* TASK OBJECTIVE *
Your task is to output the entries below word for word.

Items from a data source
* * * *

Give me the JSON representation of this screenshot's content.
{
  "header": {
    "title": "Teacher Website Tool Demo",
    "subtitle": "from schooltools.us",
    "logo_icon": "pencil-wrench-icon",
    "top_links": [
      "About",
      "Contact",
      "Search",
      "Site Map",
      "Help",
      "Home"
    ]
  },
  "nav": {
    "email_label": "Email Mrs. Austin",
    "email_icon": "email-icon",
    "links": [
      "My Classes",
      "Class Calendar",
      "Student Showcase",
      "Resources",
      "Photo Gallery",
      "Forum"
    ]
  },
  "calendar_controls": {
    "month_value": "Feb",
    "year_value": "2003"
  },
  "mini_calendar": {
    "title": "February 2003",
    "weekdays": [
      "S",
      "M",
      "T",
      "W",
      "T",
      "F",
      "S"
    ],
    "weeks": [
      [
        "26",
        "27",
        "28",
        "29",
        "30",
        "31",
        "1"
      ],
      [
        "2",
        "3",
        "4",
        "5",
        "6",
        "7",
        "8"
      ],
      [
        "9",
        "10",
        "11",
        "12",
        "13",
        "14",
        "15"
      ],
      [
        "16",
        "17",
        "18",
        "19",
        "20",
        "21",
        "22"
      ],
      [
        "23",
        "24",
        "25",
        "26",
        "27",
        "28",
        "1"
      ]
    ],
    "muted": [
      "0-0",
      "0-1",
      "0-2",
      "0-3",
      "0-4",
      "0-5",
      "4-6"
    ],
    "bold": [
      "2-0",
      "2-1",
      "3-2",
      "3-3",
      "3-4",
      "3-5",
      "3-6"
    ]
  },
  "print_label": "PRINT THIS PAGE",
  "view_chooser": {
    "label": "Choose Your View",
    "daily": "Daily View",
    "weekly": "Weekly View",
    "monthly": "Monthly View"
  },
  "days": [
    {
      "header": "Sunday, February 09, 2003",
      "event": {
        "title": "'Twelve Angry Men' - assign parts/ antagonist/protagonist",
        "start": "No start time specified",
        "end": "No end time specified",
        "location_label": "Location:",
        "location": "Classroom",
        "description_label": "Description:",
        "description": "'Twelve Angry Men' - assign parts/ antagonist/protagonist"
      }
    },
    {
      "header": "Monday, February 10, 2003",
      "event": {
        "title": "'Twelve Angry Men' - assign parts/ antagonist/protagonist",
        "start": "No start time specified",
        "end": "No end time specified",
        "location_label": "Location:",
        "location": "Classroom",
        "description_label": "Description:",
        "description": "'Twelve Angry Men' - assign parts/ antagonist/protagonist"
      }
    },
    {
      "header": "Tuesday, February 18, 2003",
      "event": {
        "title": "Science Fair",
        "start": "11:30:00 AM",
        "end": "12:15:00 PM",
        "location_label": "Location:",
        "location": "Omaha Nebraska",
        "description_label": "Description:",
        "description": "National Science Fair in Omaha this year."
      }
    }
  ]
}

* * * *

* TASK ANSWER *
Give me the JSON representation of this screenshot's content.
{
  "header": {
    "title": "Teacher Website Tool Demo",
    "subtitle": "from schooltools.us",
    "logo_icon": "pencil-wrench-icon",
    "top_links": [
      "About",
      "Contact",
      "Search",
      "Site Map",
      "Help",
      "Home"
    ]
  },
  "nav": {
    "email_label": "Email Mrs. Austin",
    "email_icon": "email-icon",
    "links": [
      "My Classes",
      "Class Calendar",
      "Student Showcase",
      "Resources",
      "Photo Gallery",
      "Forum"
    ]
  },
  "calendar_controls": {
    "month_value": "Feb",
    "year_value": "2003"
  },
  "mini_calendar": {
    "title": "February 2003",
    "weekdays": [
      "S",
      "M",
      "T",
      "W",
      "T",
      "F",
      "S"
    ],
    "weeks": [
      [
        "26",
        "27",
        "28",
        "29",
        "30",
        "31",
        "1"
      ],
      [
        "2",
        "3",
        "4",
        "5",
        "6",
        "7",
        "8"
      ],
      [
        "9",
        "10",
        "11",
        "12",
        "13",
        "14",
        "15"
      ],
      [
        "16",
        "17",
        "18",
        "19",
        "20",
        "21",
        "22"
      ],
      [
        "23",
        "24",
        "25",
        "26",
        "27",
        "28",
        "1"
      ]
    ],
    "muted": [
      "0-0",
      "0-1",
      "0-2",
      "0-3",
      "0-4",
      "0-5",
      "4-6"
    ],
    "bold": [
      "2-0",
      "2-1",
      "3-2",
      "3-3",
      "3-4",
      "3-5",
      "3-6"
    ]
  },
  "print_label": "PRINT THIS PAGE",
  "view_chooser": {
    "label": "Choose Your View",
    "daily": "Daily View",
    "weekly": "Weekly View",
    "monthly": "Monthly View"
  },
  "days": [
    {
      "header": "Sunday, February 09, 2003",
      "event": {
        "title": "'Twelve Angry Men' - assign parts/ antagonist/protagonist",
        "start": "No start time specified",
        "end": "No end time specified",
        "location_label": "Location:",
        "location": "Classroom",
        "description_label": "Description:",
        "description": "'Twelve Angry Men' - assign parts/ antagonist/protagonist"
      }
    },
    {
      "header": "Monday, February 10, 2003",
      "event": {
        "title": "'Twelve Angry Men' - assign parts/ antagonist/protagonist",
        "start": "No start time specified",
        "end": "No end time specified",
        "location_label": "Location:",
        "location": "Classroom",
        "description_label": "Description:",
        "description": "'Twelve Angry Men' - assign parts/ antagonist/protagonist"
      }
    },
    {
      "header": "Tuesday, February 18, 2003",
      "event": {
        "title": "Science Fair",
        "start": "11:30:00 AM",
        "end": "12:15:00 PM",
        "location_label": "Location:",
        "location": "Omaha Nebraska",
        "description_label": "Description:",
        "description": "National Science Fair in Omaha this year."
      }
    }
  ]
}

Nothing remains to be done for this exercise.